### Written problem
Reproduce all entries word for word.

########

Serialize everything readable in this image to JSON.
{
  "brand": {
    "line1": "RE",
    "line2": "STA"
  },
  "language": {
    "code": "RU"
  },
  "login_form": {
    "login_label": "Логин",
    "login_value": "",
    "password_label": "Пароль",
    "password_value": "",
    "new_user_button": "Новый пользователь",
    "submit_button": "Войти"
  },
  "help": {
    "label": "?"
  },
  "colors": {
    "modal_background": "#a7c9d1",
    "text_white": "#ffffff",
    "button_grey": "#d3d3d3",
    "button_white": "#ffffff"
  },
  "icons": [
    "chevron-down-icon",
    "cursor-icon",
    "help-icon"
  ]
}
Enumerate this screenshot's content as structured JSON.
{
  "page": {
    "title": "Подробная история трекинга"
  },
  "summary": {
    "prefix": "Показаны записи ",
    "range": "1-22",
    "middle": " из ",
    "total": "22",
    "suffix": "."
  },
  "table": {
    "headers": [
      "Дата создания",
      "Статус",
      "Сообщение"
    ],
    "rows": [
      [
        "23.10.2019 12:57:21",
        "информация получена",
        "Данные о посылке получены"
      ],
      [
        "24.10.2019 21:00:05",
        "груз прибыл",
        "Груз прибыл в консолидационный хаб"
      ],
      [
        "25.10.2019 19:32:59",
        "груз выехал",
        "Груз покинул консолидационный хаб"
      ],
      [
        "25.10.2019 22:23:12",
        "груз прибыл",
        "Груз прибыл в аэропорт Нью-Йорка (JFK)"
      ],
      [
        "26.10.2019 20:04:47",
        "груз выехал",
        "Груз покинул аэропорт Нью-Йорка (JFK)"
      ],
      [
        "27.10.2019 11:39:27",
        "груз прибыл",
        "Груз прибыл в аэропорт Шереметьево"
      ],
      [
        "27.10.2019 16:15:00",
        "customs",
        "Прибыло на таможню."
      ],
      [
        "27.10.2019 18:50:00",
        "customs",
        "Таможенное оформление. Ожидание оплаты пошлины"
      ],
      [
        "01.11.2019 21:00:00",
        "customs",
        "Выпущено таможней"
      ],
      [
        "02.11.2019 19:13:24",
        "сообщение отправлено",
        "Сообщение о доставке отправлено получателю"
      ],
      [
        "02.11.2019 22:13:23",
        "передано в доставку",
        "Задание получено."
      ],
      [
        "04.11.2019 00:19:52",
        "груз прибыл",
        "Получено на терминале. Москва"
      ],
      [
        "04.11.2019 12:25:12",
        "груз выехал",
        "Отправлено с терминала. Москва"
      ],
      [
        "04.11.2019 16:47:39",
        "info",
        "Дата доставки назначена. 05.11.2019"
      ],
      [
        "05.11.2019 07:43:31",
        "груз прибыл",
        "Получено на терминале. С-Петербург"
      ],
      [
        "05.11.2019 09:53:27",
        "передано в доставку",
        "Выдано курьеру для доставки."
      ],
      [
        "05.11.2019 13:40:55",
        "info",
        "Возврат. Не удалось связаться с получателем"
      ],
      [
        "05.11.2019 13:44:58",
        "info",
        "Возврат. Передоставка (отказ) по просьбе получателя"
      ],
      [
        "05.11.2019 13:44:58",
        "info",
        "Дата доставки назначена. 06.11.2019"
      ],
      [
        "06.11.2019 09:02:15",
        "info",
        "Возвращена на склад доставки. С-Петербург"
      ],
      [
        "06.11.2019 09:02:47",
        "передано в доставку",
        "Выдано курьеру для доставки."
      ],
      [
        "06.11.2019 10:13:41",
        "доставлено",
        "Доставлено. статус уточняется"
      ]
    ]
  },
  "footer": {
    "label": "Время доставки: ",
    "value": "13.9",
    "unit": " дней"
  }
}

########

### Response to this task
Serialize everything readable in this image to JSON.
{
  "brand": {
    "line1": "RE",
    "line2": "STA"
  },
  "language": {
    "code": "RU"
  },
  "login_form": {
    "login_label": "Логин",
    "login_value": "",
    "password_label": "Пароль",
    "password_value": "",
    "new_user_button": "Новый пользователь",
    "submit_button": "Войти"
  },
  "help": {
    "label": "?"
  },
  "colors": {
    "modal_background": "#a7c9d1",
    "text_white": "#ffffff",
    "button_grey": "#d3d3d3",
    "button_white": "#ffffff"
  },
  "icons": [
    "chevron-down-icon",
    "cursor-icon",
    "help-icon"
  ]
}
Enumerate this screenshot's content as structured JSON.
{
  "page": {
    "title": "Подробная история трекинга"
  },
  "summary": {
    "prefix": "Показаны записи ",
    "range": "1-22",
    "middle": " из ",
    "total": "22",
    "suffix": "."
  },
  "table": {
    "headers": [
      "Дата создания",
      "Статус",
      "Сообщение"
    ],
    "rows": [
      [
        "23.10.2019 12:57:21",
        "информация получена",
        "Данные о посылке получены"
      ],
      [
        "24.10.2019 21:00:05",
        "груз прибыл",
        "Груз прибыл в консолидационный хаб"
      ],
      [
        "25.10.2019 19:32:59",
        "груз выехал",
        "Груз покинул консолидационный хаб"
      ],
      [
        "25.10.2019 22:23:12",
        "груз прибыл",
        "Груз прибыл в аэропорт Нью-Йорка (JFK)"
      ],
      [
        "26.10.2019 20:04:47",
        "груз выехал",
        "Груз покинул аэропорт Нью-Йорка (JFK)"
      ],
      [
        "27.10.2019 11:39:27",
        "груз прибыл",
        "Груз прибыл в аэропорт Шереметьево"
      ],
      [
        "27.10.2019 16:15:00",
        "customs",
        "Прибыло на таможню."
      ],
      [
        "27.10.2019 18:50:00",
        "customs",
        "Таможенное оформление. Ожидание оплаты пошлины"
      ],
      [
        "01.11.2019 21:00:00",
        "customs",
        "Выпущено таможней"
      ],
      [
        "02.11.2019 19:13:24",
        "сообщение отправлено",
        "Сообщение о доставке отправлено получателю"
      ],
      [
        "02.11.2019 22:13:23",
        "передано в доставку",
        "Задание получено."
      ],
      [
        "04.11.2019 00:19:52",
        "груз прибыл",
        "Получено на терминале. Москва"
      ],
      [
        "04.11.2019 12:25:12",
        "груз выехал",
        "Отправлено с терминала. Москва"
      ],
      [
        "04.11.2019 16:47:39",
        "info",
        "Дата доставки назначена. 05.11.2019"
      ],
      [
        "05.11.2019 07:43:31",
        "груз прибыл",
        "Получено на терминале. С-Петербург"
      ],
      [
        "05.11.2019 09:53:27",
        "передано в доставку",
        "Выдано курьеру для доставки."
      ],
      [
        "05.11.2019 13:40:55",
        "info",
        "Возврат. Не удалось связаться с получателем"
      ],
      [
        "05.11.2019 13:44:58",
        "info",
        "Возврат. Передоставка (отказ) по просьбе получателя"
      ],
      [
        "05.11.2019 13:44:58",
        "info",
        "Дата доставки назначена. 06.11.2019"
      ],
      [
        "06.11.2019 09:02:15",
        "info",
        "Возвращена на склад доставки. С-Петербург"
      ],
      [
        "06.11.2019 09:02:47",
        "передано в доставку",
        "Выдано курьеру для доставки."
      ],
      [
        "06.11.2019 10:13:41",
        "доставлено",
        "Доставлено. статус уточняется"
      ]
    ]
  },
  "footer": {
    "label": "Время доставки: ",
    "value": "13.9",
    "unit": " дней"
  }
}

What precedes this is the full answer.